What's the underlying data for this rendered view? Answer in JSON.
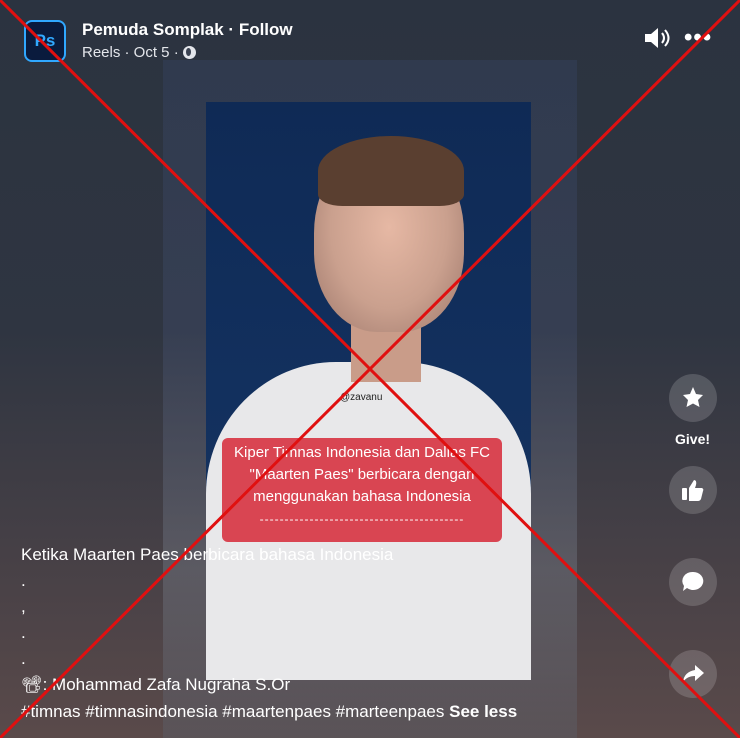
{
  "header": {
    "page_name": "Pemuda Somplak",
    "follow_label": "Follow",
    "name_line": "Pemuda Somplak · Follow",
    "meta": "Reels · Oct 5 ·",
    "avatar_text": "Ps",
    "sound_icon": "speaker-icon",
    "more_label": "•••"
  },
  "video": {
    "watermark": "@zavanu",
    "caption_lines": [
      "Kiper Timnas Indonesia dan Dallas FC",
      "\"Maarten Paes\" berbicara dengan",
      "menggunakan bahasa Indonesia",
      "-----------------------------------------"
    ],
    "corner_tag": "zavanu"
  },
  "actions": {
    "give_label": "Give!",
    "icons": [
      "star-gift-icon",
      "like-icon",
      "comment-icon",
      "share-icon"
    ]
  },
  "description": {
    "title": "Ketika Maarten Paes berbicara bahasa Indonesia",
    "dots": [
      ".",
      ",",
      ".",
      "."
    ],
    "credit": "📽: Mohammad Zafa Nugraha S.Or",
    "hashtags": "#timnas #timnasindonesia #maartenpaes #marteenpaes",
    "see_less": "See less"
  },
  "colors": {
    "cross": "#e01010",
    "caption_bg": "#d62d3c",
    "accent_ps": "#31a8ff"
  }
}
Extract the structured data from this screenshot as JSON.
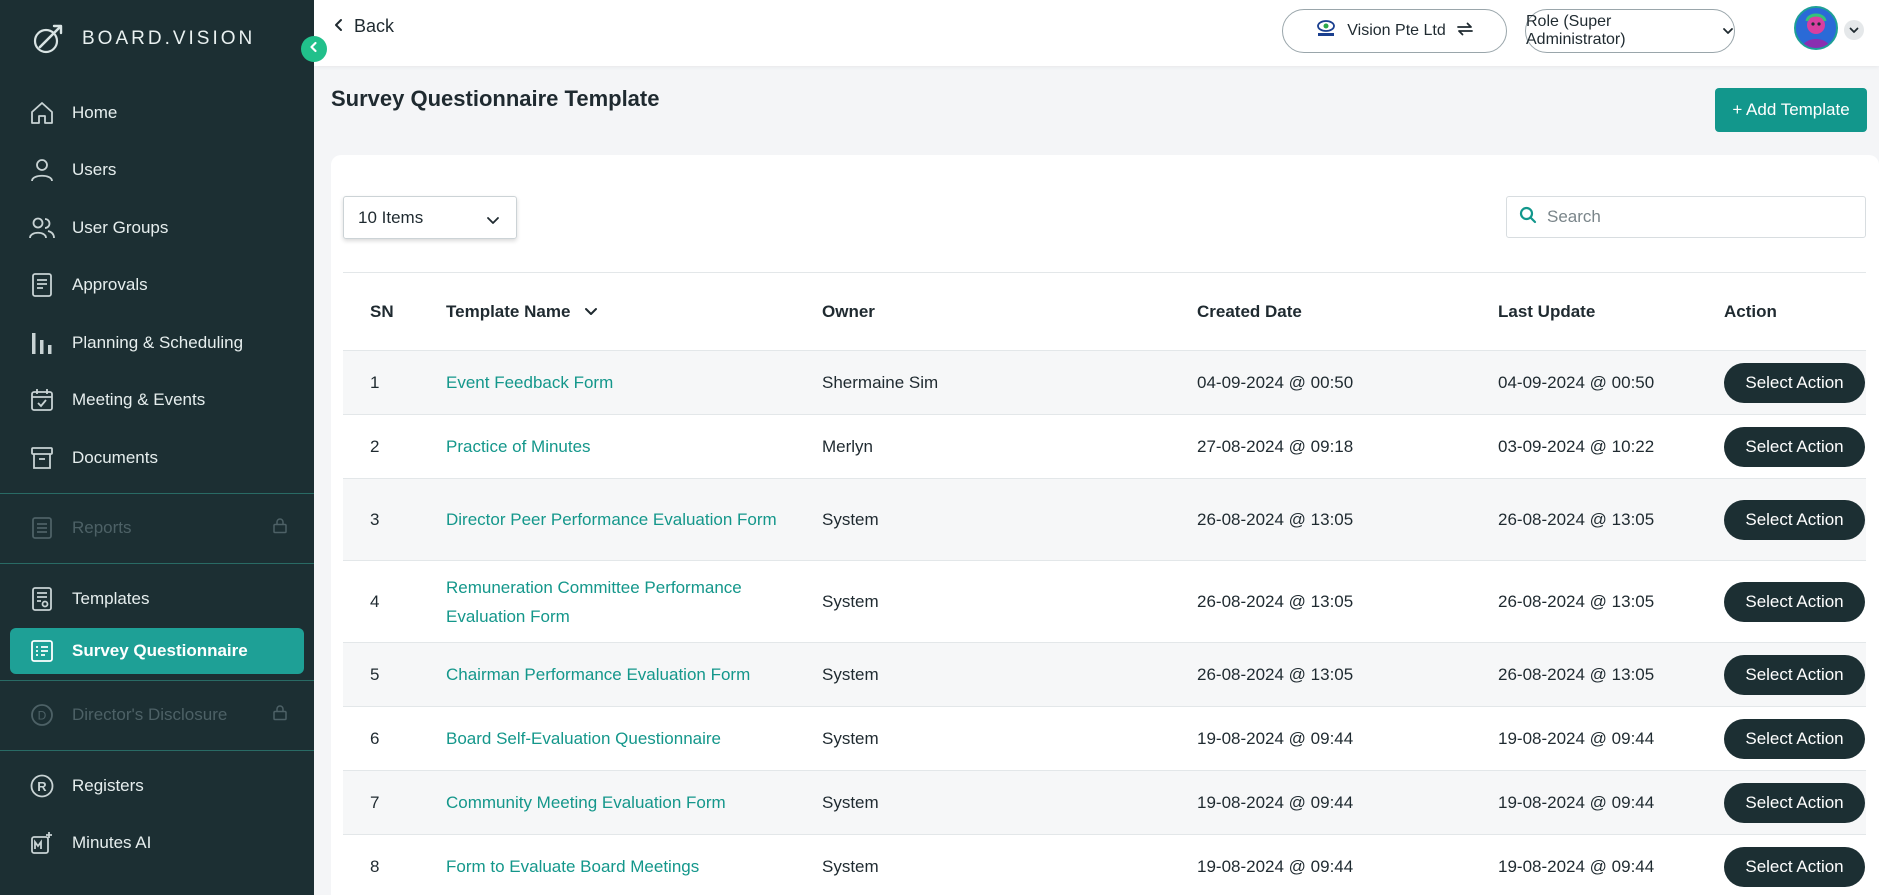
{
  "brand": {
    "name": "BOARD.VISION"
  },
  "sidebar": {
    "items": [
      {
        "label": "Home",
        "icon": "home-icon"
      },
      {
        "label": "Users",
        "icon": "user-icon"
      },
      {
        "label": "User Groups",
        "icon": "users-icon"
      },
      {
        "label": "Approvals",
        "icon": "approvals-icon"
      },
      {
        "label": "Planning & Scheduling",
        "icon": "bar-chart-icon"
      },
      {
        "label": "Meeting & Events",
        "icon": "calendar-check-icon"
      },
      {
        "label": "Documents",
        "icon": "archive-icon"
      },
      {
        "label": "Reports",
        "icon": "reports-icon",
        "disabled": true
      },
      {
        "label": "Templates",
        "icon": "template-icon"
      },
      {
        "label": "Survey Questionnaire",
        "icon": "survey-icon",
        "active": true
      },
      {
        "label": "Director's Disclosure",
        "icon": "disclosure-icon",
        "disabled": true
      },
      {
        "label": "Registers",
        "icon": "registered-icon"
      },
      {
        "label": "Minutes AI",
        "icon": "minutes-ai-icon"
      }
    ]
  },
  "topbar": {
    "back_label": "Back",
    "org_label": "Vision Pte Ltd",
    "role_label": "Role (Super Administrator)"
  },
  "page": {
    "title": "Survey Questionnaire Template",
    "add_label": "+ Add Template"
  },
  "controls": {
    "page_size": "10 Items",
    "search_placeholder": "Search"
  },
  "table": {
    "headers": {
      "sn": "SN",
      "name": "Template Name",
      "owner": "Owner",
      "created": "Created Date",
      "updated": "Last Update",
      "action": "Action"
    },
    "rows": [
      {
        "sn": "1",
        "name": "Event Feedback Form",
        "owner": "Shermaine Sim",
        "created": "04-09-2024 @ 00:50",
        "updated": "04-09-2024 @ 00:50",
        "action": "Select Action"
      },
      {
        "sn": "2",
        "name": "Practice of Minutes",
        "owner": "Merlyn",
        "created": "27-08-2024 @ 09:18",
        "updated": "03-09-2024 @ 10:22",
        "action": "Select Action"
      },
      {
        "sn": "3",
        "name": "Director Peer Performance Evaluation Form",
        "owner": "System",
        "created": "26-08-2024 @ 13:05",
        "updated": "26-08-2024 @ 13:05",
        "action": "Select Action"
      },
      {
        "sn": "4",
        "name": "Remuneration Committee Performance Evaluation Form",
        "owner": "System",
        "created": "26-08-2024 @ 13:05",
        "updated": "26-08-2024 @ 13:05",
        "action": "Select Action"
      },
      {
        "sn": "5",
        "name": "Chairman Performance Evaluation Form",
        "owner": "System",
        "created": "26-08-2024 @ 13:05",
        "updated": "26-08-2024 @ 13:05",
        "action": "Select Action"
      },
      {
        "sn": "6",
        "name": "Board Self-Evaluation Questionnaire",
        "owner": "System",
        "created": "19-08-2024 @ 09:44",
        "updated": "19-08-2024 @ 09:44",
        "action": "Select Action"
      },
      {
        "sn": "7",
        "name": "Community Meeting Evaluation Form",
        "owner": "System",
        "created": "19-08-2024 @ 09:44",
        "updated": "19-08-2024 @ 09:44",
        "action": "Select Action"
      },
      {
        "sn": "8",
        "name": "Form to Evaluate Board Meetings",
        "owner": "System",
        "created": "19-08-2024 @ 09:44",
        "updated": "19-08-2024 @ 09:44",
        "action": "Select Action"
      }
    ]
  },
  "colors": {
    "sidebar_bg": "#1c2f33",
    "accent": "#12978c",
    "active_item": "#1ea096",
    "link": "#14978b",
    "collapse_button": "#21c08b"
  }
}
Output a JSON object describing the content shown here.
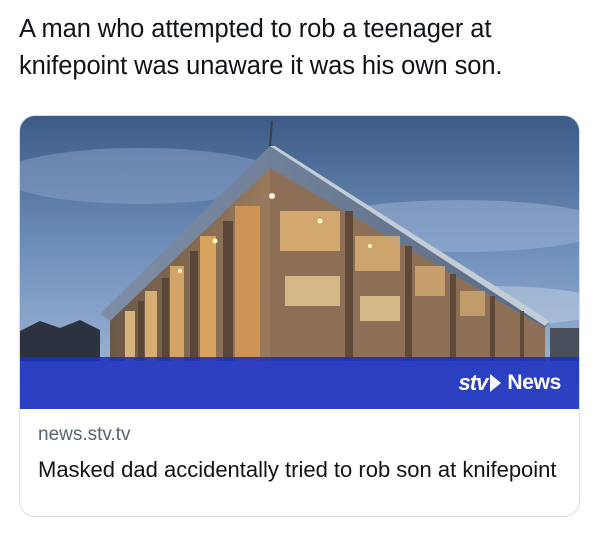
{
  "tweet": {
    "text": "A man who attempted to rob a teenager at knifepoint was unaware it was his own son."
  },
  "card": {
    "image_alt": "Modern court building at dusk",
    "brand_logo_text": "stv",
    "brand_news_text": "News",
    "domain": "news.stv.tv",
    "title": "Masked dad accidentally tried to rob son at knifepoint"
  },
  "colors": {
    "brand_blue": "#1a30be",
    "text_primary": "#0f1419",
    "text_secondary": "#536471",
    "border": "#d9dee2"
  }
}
+++
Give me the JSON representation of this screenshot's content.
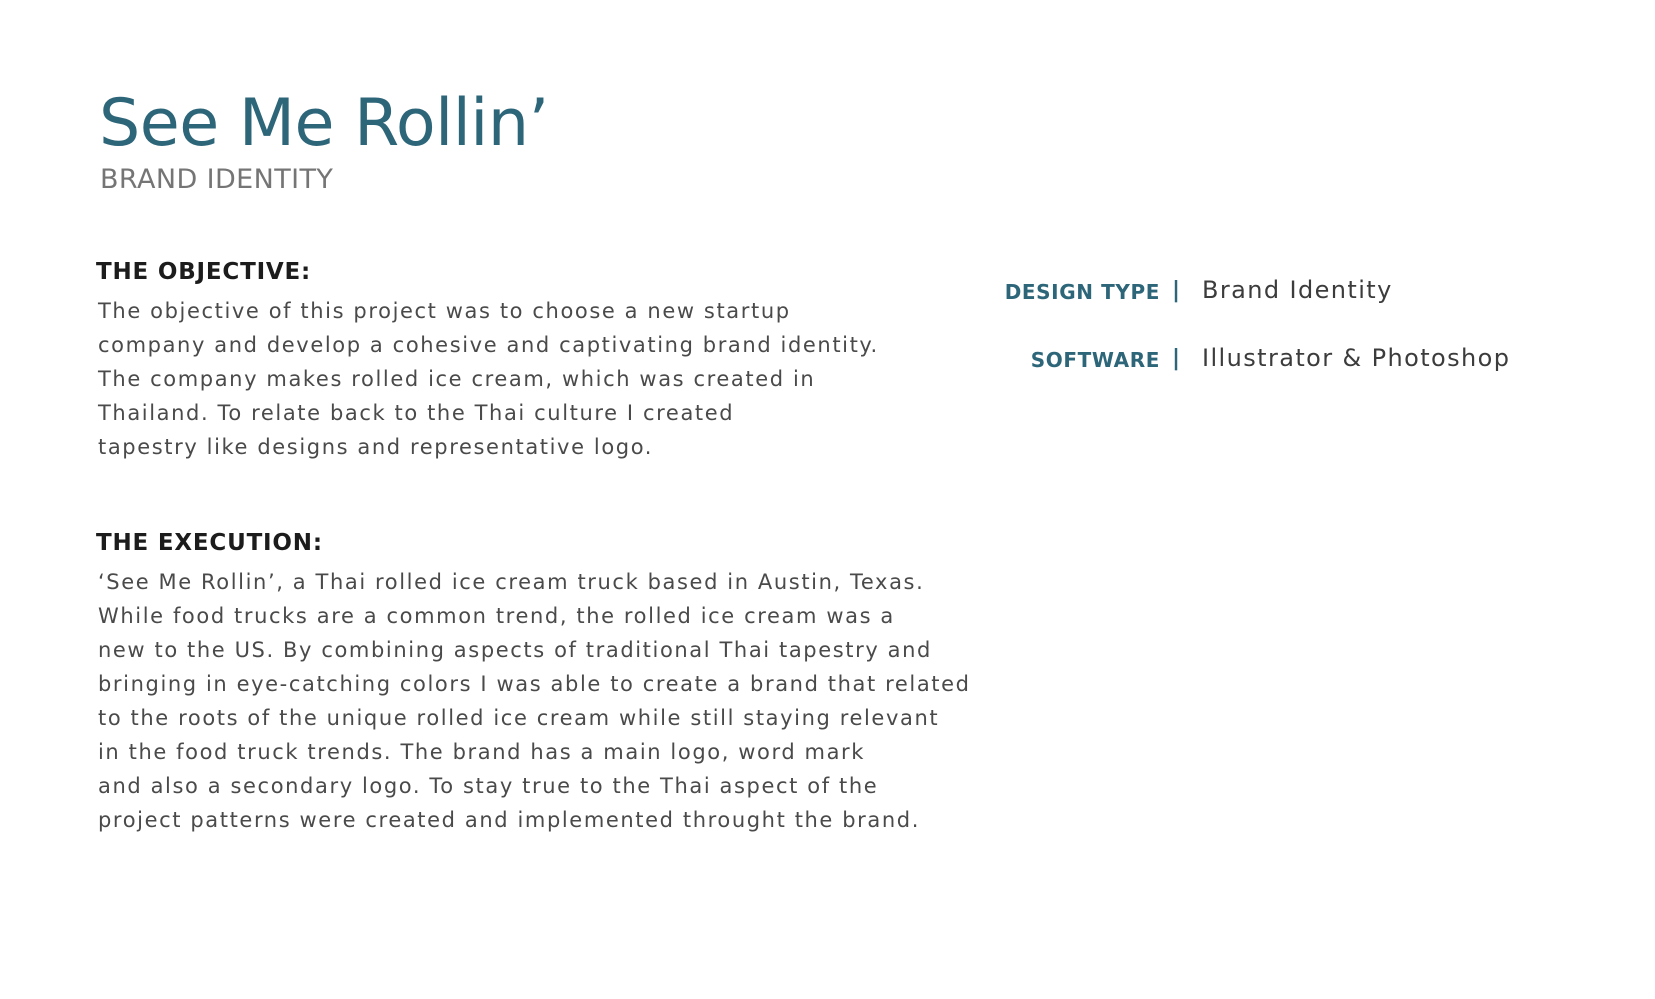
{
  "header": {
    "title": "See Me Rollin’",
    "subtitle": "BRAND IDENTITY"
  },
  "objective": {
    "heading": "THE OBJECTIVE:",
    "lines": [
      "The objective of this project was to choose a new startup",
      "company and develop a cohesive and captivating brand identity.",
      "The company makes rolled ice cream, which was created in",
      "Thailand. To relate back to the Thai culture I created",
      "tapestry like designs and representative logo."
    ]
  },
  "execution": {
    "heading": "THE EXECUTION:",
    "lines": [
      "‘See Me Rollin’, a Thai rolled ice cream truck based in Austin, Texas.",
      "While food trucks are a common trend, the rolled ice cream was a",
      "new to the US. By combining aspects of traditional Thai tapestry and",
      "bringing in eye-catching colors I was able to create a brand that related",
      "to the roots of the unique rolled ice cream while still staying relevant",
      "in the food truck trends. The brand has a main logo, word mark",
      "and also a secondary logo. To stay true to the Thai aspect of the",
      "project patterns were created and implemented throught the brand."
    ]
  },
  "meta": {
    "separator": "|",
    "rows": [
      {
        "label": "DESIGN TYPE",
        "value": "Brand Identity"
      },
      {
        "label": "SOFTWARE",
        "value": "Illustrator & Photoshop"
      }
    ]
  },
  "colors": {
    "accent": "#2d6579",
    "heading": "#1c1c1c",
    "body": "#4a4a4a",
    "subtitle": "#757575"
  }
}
+++
### The task:
Collect each line holding the string "like".

### Output below:
      "like-icon",
      "tapestry like designs and representative logo."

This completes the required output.